TASK REQUIREMENTS: Wherever a line below holds the word "xlabel", copy that line.

EXCERPTED RECORDS:
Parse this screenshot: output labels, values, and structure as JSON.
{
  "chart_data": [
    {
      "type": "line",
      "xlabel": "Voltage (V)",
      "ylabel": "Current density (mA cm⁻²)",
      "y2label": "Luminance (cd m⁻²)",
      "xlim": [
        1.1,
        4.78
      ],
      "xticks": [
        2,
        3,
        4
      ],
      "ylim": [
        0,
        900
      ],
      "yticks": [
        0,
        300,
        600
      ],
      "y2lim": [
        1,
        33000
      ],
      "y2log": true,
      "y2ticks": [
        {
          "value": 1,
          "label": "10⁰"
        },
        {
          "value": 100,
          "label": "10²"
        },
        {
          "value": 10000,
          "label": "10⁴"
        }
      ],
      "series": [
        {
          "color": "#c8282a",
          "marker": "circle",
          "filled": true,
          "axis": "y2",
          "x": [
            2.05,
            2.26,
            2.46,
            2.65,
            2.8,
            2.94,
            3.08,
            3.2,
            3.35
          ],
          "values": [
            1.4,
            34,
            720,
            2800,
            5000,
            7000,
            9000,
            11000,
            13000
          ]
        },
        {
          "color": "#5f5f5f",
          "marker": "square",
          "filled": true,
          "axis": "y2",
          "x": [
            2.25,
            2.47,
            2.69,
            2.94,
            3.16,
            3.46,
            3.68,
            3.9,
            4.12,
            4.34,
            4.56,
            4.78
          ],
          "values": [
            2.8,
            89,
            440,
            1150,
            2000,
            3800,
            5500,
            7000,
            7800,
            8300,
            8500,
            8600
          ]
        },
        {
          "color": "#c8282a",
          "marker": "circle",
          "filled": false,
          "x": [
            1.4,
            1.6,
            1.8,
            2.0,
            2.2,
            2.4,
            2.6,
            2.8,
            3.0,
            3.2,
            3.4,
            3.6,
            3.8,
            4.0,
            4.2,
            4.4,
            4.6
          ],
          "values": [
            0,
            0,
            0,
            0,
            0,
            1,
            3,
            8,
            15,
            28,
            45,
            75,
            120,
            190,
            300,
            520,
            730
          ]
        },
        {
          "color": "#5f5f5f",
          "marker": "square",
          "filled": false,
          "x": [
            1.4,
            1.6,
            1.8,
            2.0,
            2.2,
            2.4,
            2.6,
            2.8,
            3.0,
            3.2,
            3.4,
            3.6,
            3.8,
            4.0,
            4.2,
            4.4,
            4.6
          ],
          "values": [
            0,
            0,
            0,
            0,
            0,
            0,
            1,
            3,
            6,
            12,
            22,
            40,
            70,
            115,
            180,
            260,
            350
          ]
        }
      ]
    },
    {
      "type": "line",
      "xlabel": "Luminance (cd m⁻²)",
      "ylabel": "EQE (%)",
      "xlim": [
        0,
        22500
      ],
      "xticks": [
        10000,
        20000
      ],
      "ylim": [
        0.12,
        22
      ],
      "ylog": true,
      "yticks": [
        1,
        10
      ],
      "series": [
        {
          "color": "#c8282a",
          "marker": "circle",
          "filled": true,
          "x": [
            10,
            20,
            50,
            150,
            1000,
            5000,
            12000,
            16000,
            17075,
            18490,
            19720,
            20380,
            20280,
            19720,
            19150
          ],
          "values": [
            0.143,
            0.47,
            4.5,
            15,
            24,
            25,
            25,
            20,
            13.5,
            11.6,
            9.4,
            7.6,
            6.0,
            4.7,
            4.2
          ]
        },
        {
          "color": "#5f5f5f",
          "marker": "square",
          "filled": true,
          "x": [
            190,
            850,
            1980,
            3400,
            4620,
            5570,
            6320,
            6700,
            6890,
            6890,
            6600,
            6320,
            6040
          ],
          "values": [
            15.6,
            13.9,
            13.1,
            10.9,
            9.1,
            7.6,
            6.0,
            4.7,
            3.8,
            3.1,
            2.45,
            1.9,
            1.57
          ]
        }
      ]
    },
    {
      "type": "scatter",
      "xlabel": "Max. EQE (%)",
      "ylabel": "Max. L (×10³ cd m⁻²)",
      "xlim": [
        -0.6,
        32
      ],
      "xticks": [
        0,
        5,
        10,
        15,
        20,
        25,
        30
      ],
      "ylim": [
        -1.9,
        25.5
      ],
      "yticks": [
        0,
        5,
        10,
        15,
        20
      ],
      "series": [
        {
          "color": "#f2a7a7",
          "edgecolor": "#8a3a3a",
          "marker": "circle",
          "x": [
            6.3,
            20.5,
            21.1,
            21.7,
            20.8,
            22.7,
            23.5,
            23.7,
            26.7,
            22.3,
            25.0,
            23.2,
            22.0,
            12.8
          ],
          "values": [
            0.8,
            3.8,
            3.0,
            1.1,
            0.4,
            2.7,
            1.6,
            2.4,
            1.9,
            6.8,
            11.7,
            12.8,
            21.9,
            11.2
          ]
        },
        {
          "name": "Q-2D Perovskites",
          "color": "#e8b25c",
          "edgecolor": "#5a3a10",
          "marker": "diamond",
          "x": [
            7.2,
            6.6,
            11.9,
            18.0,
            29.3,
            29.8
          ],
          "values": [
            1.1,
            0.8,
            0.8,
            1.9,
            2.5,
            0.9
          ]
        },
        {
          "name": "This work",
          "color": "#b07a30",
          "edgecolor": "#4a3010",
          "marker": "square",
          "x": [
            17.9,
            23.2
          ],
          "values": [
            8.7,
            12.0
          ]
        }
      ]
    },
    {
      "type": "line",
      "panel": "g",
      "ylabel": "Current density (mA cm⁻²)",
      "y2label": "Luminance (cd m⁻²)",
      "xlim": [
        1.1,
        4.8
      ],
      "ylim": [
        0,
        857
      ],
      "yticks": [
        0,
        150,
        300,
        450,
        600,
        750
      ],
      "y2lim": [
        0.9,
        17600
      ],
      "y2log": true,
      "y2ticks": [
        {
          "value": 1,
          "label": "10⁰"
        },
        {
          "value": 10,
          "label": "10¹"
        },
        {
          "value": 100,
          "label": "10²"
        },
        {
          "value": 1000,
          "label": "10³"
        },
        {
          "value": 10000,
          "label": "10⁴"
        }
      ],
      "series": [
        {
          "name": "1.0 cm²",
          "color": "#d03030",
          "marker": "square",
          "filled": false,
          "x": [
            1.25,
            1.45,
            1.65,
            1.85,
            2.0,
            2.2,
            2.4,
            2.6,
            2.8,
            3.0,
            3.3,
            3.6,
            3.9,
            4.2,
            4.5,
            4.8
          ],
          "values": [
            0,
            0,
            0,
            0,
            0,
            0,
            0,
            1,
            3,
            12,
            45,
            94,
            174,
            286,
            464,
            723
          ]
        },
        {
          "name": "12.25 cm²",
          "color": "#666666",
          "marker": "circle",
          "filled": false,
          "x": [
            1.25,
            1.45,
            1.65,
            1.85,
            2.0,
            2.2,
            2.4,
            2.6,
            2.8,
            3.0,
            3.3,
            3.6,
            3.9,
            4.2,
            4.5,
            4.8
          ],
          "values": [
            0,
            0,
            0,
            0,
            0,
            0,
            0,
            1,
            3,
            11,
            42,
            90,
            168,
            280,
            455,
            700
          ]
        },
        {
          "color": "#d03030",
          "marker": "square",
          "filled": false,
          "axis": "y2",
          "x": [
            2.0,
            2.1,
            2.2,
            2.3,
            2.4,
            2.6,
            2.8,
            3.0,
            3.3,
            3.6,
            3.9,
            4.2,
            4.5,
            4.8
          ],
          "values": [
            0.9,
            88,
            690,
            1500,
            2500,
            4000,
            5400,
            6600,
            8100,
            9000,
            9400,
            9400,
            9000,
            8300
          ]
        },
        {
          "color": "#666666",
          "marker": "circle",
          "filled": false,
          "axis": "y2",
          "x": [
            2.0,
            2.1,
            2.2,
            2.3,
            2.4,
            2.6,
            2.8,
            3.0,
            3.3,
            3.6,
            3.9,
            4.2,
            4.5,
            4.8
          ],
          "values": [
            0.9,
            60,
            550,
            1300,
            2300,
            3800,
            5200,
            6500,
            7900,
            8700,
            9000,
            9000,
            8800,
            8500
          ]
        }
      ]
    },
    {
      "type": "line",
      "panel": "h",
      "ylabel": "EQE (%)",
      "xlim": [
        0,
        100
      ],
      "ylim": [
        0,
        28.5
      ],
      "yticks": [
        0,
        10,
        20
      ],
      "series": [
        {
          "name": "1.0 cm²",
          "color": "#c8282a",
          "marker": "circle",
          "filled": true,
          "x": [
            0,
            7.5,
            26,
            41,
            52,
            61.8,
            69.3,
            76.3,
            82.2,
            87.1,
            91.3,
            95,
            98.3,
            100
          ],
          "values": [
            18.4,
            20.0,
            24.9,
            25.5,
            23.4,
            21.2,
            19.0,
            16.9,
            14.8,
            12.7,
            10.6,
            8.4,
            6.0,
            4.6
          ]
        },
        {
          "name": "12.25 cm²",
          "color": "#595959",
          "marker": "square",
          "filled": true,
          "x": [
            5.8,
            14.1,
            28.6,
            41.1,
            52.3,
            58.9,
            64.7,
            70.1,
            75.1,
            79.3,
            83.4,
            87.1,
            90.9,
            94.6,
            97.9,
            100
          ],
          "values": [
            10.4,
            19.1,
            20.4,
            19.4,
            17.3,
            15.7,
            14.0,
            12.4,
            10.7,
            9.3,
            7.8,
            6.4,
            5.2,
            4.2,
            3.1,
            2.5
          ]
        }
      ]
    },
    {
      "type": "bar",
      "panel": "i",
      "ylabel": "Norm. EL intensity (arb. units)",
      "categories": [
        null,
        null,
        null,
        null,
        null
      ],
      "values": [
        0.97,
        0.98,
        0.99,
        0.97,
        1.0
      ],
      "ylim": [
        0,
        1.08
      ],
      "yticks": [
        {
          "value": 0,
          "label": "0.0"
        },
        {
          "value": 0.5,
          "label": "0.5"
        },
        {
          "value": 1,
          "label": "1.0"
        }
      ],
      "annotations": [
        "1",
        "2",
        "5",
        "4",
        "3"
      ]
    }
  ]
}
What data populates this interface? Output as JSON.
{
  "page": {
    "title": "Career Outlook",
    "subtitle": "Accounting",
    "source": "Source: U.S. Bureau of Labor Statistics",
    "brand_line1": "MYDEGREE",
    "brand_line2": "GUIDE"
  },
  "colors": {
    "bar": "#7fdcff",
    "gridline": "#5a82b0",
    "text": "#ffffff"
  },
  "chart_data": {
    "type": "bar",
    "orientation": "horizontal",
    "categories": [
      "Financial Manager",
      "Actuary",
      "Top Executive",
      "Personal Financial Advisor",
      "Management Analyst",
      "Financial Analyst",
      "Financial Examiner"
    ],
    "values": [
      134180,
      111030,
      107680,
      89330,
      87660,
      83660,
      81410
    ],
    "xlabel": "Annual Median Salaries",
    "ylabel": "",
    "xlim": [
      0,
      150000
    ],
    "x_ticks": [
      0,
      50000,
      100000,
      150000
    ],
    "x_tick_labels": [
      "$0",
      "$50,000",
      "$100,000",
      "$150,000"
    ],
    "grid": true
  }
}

REPLY TO THE TASK:
      "xlabel": "Voltage (V)",
      "xlabel": "Luminance (cd m⁻²)",
      "xlabel": "Max. EQE (%)",
    "xlabel": "Annual Median Salaries",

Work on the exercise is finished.